▸ **Aim**
Write the records below out in full, character for character, with no pictures.

Dataset rows about figures
#####

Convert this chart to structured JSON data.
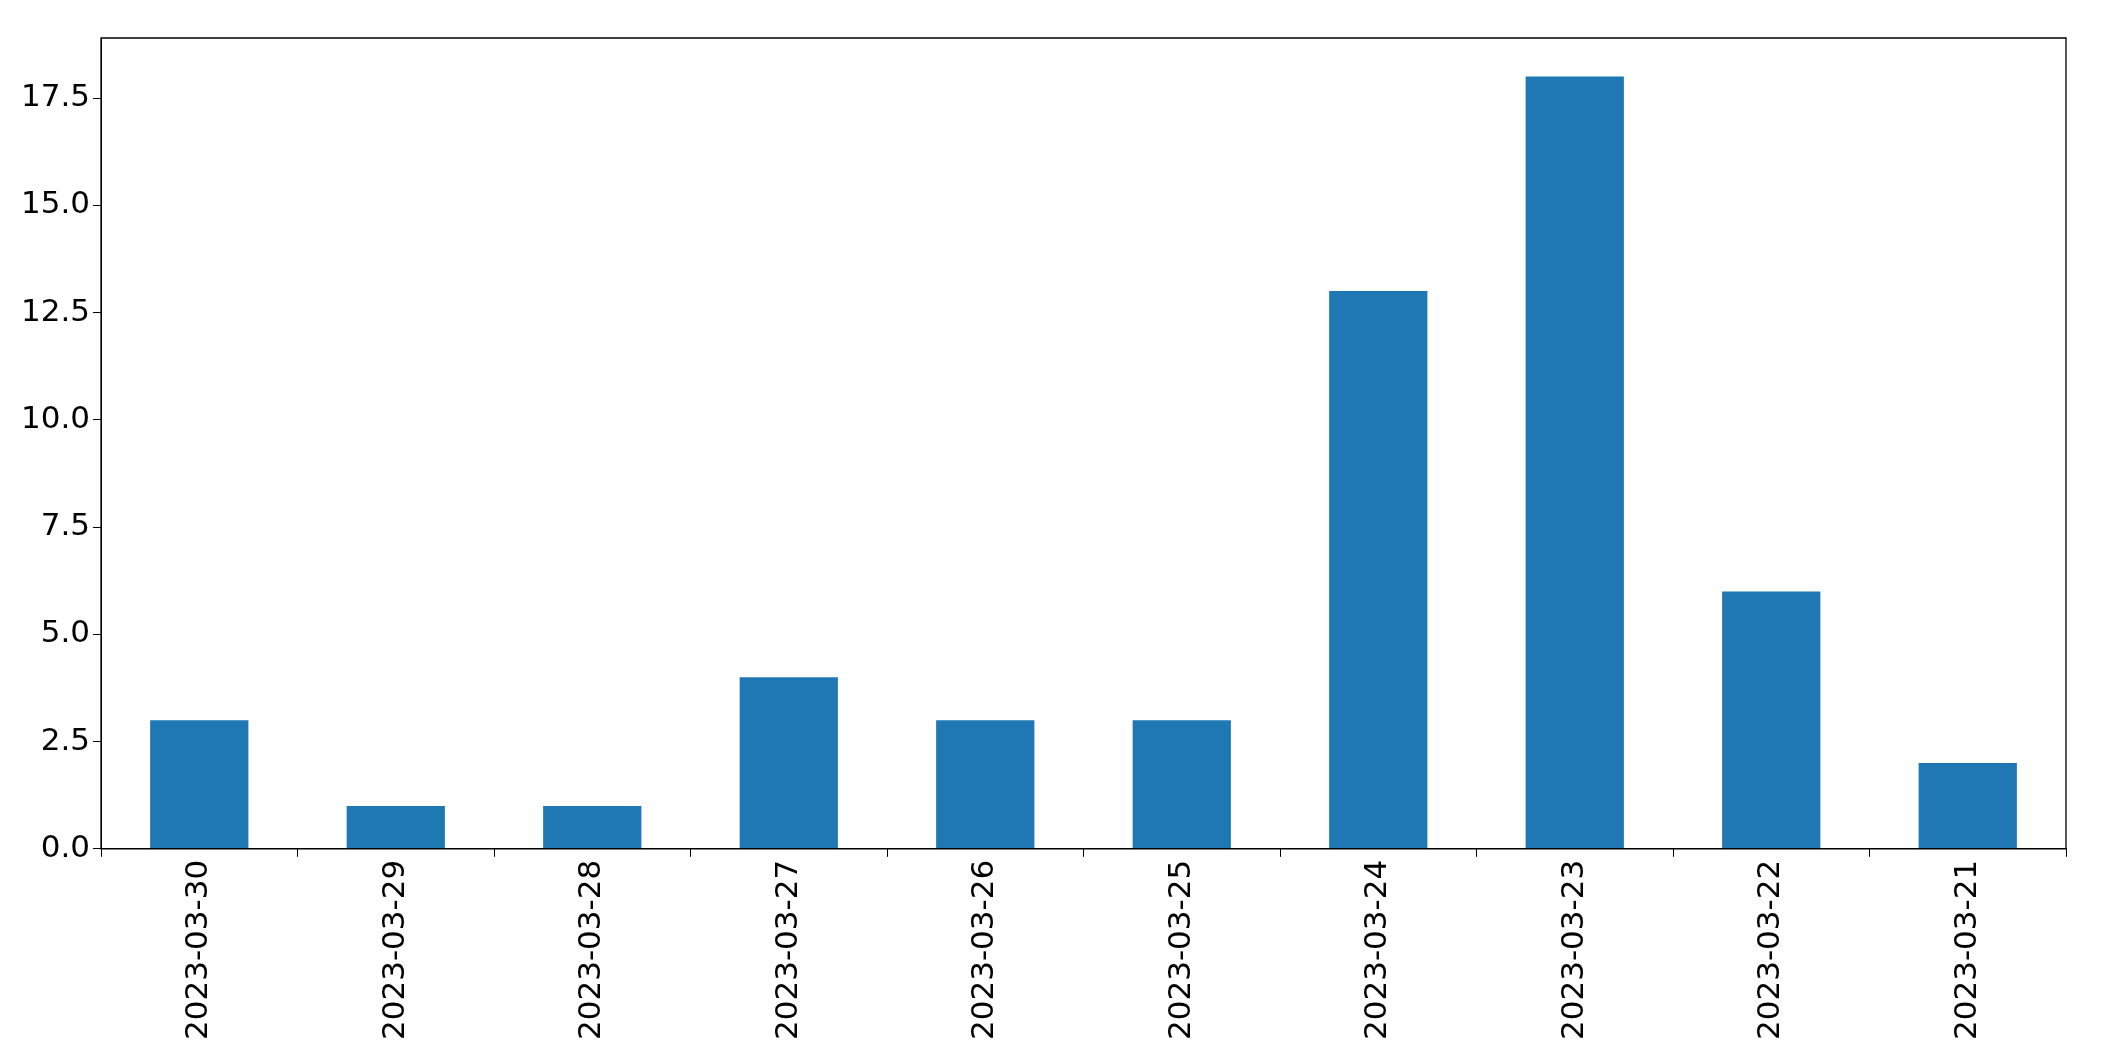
{
  "chart_data": {
    "type": "bar",
    "categories": [
      "2023-03-30",
      "2023-03-29",
      "2023-03-28",
      "2023-03-27",
      "2023-03-26",
      "2023-03-25",
      "2023-03-24",
      "2023-03-23",
      "2023-03-22",
      "2023-03-21"
    ],
    "values": [
      3,
      1,
      1,
      4,
      3,
      3,
      13,
      18,
      6,
      2
    ],
    "color": "#1f77b4",
    "ylim": [
      0,
      18.9
    ],
    "yticks": [
      {
        "value": 0,
        "label": "0.0"
      },
      {
        "value": 2.5,
        "label": "2.5"
      },
      {
        "value": 5,
        "label": "5.0"
      },
      {
        "value": 7.5,
        "label": "7.5"
      },
      {
        "value": 10,
        "label": "10.0"
      },
      {
        "value": 12.5,
        "label": "12.5"
      },
      {
        "value": 15,
        "label": "15.0"
      },
      {
        "value": 17.5,
        "label": "17.5"
      }
    ]
  }
}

#####

▸ **Problem solution**
Convert this chart to structured JSON data.
{
  "chart_data": {
    "type": "bar",
    "categories": [
      "2023-03-30",
      "2023-03-29",
      "2023-03-28",
      "2023-03-27",
      "2023-03-26",
      "2023-03-25",
      "2023-03-24",
      "2023-03-23",
      "2023-03-22",
      "2023-03-21"
    ],
    "values": [
      3,
      1,
      1,
      4,
      3,
      3,
      13,
      18,
      6,
      2
    ],
    "color": "#1f77b4",
    "ylim": [
      0,
      18.9
    ],
    "yticks": [
      {
        "value": 0,
        "label": "0.0"
      },
      {
        "value": 2.5,
        "label": "2.5"
      },
      {
        "value": 5,
        "label": "5.0"
      },
      {
        "value": 7.5,
        "label": "7.5"
      },
      {
        "value": 10,
        "label": "10.0"
      },
      {
        "value": 12.5,
        "label": "12.5"
      },
      {
        "value": 15,
        "label": "15.0"
      },
      {
        "value": 17.5,
        "label": "17.5"
      }
    ]
  }
}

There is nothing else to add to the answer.